◆ What the task asks:
In the passage about HoloAnatomy, which two institutions developed the app?

◆ Passage:
Microsoft’s Hololens is a ground-breaking device which is helping developers also create new never-before seen applications.
One such as is HoloAnatomy, developed by Case Western Reserve University and Cleveland Clinic.
HoloAnatomy is a demonstration app designed to highlight how mixed-reality technology can transform education, and shows viewers a three-dimensional holographic body that they can examine from any angle, walk entirely around, and even look underneath the skin to see bones, muscles, tendons—even the organs comprising the gastrointestinal system, complete with labels. Users can still can see what else is in the room around them, whether it’s another person, piece of furniture, wall or window.
This mixed-reality approach is especially valuable for education, in that a professor wearing the HoloLens device sees not only the holograph being presented, but also how students are interacting with it in real-time. The faculty member can point to a part of the hologram and asks students to identify it, or simply allow the students to work together to explore the subject while offering occasional comments or suggestions.
The app has been recognized as a finalist in the Jackson Hole Science Media Awards, an international competition that recognizes the best in science communications across a broad range of media, that had more than 500 entries across 22 categories, in the “Virtual Reality and Augmented Reality” category.
The app is competing against David Attenborough’s 20-minute immersive film that gives viewers a 360-degree tour of Australia’s Great Barrier Reef and Google’s Tilt Brush, an app that allows users to “paint” in 3-D.
Winners will be announced at a gala Sept. 21 at the Harvard Art Museum in Boston.

◆ Supplied data:

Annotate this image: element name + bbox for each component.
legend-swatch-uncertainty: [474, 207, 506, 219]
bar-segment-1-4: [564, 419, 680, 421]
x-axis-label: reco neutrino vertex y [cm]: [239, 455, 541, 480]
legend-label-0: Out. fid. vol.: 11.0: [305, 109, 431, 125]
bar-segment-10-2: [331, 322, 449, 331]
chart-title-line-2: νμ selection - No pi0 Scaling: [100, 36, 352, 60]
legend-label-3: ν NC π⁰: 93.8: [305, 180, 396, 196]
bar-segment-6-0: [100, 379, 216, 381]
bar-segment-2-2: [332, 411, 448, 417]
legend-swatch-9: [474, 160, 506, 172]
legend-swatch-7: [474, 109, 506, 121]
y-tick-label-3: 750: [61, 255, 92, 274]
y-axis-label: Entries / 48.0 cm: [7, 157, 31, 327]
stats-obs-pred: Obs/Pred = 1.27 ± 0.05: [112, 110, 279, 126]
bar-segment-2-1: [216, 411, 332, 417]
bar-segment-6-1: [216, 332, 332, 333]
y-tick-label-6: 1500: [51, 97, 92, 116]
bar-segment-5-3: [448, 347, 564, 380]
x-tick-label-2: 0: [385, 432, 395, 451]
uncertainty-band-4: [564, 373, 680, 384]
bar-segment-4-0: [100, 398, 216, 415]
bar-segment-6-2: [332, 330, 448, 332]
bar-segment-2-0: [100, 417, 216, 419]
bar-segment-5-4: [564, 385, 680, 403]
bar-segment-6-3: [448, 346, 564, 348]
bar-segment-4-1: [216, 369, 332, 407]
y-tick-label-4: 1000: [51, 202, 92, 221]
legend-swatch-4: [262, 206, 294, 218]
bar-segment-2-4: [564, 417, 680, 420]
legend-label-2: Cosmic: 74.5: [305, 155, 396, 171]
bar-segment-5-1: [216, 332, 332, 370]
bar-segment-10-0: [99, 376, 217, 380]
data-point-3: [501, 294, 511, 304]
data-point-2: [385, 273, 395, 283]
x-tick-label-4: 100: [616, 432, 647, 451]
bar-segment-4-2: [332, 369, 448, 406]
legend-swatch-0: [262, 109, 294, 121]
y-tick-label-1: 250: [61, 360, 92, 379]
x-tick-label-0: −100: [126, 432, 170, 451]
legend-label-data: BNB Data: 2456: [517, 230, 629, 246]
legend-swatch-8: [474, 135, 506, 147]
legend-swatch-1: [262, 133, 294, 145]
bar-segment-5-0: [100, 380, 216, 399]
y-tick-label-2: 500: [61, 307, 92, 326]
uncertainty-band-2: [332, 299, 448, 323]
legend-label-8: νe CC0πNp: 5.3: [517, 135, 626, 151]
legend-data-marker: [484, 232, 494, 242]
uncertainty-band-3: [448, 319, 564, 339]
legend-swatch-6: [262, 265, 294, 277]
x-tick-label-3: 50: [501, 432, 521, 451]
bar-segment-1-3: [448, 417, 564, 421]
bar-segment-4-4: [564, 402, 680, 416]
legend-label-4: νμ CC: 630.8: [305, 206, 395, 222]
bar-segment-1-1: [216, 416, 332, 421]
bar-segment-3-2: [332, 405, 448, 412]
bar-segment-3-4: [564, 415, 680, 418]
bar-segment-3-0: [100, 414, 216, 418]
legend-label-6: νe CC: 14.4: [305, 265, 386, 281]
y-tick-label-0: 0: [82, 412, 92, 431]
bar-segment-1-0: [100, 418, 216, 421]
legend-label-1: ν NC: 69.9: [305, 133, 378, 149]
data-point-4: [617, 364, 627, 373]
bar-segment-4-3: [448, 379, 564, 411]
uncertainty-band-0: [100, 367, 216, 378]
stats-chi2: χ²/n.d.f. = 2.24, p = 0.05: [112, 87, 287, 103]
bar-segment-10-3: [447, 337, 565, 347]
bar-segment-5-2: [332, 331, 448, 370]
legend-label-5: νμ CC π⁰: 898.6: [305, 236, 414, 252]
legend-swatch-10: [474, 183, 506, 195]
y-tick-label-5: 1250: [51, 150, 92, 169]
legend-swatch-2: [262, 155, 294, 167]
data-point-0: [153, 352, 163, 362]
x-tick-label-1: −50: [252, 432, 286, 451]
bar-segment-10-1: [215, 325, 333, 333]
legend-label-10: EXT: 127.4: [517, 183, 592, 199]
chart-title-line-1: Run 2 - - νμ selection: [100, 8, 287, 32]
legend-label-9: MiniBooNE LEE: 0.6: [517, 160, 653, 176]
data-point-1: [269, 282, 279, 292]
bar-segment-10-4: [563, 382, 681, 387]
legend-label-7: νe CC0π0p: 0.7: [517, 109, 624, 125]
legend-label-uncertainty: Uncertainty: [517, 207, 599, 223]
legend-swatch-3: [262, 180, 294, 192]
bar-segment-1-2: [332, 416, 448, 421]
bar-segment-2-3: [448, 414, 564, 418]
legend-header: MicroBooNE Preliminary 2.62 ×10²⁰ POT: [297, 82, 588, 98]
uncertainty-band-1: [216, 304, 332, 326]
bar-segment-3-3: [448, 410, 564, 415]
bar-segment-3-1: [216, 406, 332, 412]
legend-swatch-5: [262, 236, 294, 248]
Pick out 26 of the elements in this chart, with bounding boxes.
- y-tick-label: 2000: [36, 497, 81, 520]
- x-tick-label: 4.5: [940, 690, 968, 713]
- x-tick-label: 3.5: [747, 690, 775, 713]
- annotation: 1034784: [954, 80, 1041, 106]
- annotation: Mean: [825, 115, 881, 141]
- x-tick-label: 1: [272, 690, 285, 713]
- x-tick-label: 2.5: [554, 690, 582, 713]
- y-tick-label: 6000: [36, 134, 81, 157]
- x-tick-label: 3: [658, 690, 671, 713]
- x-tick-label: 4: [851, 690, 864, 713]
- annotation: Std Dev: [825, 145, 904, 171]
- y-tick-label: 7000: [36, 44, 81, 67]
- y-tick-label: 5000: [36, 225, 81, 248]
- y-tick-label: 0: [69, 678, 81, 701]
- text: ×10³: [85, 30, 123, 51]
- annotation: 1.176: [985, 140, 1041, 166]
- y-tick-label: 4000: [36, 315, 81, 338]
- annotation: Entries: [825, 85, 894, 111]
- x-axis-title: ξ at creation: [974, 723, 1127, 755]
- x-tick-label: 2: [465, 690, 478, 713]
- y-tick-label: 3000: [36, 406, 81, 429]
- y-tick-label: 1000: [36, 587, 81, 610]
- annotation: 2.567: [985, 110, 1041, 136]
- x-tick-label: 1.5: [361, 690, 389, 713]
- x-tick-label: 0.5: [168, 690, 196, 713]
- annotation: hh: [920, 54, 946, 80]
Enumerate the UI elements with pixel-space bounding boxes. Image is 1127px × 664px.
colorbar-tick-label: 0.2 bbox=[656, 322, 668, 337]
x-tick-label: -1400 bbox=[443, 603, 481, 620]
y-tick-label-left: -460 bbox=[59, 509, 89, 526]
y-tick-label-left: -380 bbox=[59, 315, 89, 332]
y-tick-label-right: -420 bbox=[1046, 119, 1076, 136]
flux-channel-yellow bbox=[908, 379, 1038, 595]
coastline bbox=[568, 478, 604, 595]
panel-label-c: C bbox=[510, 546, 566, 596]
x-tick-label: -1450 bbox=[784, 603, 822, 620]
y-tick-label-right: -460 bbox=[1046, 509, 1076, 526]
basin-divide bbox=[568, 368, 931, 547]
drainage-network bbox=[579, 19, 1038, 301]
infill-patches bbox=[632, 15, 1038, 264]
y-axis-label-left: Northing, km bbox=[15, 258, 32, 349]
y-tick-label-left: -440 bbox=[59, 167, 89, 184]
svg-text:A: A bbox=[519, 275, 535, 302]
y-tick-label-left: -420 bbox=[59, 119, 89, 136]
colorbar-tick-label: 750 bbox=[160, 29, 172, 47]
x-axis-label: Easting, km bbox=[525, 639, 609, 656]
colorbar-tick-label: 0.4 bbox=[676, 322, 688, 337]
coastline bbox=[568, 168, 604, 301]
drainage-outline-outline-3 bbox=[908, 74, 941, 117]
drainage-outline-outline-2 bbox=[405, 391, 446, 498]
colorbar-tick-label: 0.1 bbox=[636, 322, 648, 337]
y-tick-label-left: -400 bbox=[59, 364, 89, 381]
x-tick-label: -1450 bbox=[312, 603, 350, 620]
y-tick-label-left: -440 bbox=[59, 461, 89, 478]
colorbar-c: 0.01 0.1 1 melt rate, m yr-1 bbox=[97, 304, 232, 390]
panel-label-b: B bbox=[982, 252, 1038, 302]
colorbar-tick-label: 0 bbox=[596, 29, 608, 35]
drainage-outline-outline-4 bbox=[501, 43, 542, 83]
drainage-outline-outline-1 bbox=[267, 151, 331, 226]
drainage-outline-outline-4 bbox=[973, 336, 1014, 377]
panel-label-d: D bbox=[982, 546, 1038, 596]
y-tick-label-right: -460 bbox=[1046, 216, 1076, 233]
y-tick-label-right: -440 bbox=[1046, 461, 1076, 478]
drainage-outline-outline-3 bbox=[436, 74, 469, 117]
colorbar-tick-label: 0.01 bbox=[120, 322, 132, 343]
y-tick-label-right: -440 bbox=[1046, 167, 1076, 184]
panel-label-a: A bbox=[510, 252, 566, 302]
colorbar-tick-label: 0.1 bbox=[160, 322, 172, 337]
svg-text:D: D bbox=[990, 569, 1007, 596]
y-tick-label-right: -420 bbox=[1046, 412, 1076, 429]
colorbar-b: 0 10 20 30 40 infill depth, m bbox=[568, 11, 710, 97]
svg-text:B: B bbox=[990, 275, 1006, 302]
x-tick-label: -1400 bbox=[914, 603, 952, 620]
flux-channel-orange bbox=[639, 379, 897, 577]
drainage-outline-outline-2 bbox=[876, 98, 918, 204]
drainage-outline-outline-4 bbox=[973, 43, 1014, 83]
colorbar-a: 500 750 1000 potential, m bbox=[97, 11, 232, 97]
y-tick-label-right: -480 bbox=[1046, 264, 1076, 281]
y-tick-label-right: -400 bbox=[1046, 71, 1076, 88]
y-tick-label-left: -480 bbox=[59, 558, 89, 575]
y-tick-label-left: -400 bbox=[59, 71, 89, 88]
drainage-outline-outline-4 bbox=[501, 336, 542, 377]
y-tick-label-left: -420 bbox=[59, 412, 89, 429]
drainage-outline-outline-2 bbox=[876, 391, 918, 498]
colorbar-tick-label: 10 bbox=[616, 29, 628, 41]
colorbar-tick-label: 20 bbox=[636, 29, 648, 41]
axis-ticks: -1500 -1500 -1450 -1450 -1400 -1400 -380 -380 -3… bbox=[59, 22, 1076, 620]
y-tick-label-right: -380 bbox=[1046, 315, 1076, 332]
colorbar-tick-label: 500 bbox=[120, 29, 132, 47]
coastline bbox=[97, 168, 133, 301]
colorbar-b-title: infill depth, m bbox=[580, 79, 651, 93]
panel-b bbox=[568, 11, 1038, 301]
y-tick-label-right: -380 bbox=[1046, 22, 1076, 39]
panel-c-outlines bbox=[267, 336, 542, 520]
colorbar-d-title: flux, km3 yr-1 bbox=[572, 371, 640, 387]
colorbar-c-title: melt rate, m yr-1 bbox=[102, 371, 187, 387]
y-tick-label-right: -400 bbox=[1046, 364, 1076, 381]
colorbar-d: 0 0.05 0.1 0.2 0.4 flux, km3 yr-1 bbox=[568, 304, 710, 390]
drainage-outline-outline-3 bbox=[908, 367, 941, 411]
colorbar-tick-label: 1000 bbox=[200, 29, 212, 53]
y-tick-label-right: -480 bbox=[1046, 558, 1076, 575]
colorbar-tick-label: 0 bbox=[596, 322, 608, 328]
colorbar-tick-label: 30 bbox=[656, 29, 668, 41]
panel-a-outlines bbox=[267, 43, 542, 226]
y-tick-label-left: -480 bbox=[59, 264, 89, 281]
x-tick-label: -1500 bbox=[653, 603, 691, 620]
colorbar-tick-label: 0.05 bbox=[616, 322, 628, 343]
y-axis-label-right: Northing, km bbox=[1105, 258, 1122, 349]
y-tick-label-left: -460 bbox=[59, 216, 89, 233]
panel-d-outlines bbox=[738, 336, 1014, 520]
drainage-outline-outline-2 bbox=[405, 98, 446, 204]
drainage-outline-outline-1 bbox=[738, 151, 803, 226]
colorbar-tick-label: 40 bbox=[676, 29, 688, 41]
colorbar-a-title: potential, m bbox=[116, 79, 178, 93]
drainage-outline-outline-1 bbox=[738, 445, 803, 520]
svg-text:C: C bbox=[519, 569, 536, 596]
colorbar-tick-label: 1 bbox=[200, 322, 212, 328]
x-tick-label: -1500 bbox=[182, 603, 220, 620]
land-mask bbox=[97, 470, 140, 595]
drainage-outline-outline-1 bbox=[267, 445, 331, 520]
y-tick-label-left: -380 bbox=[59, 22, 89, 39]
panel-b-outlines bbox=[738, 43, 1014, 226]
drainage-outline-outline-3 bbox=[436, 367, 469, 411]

◆ Response below:
Case Western Reserve University and Cleveland Clinic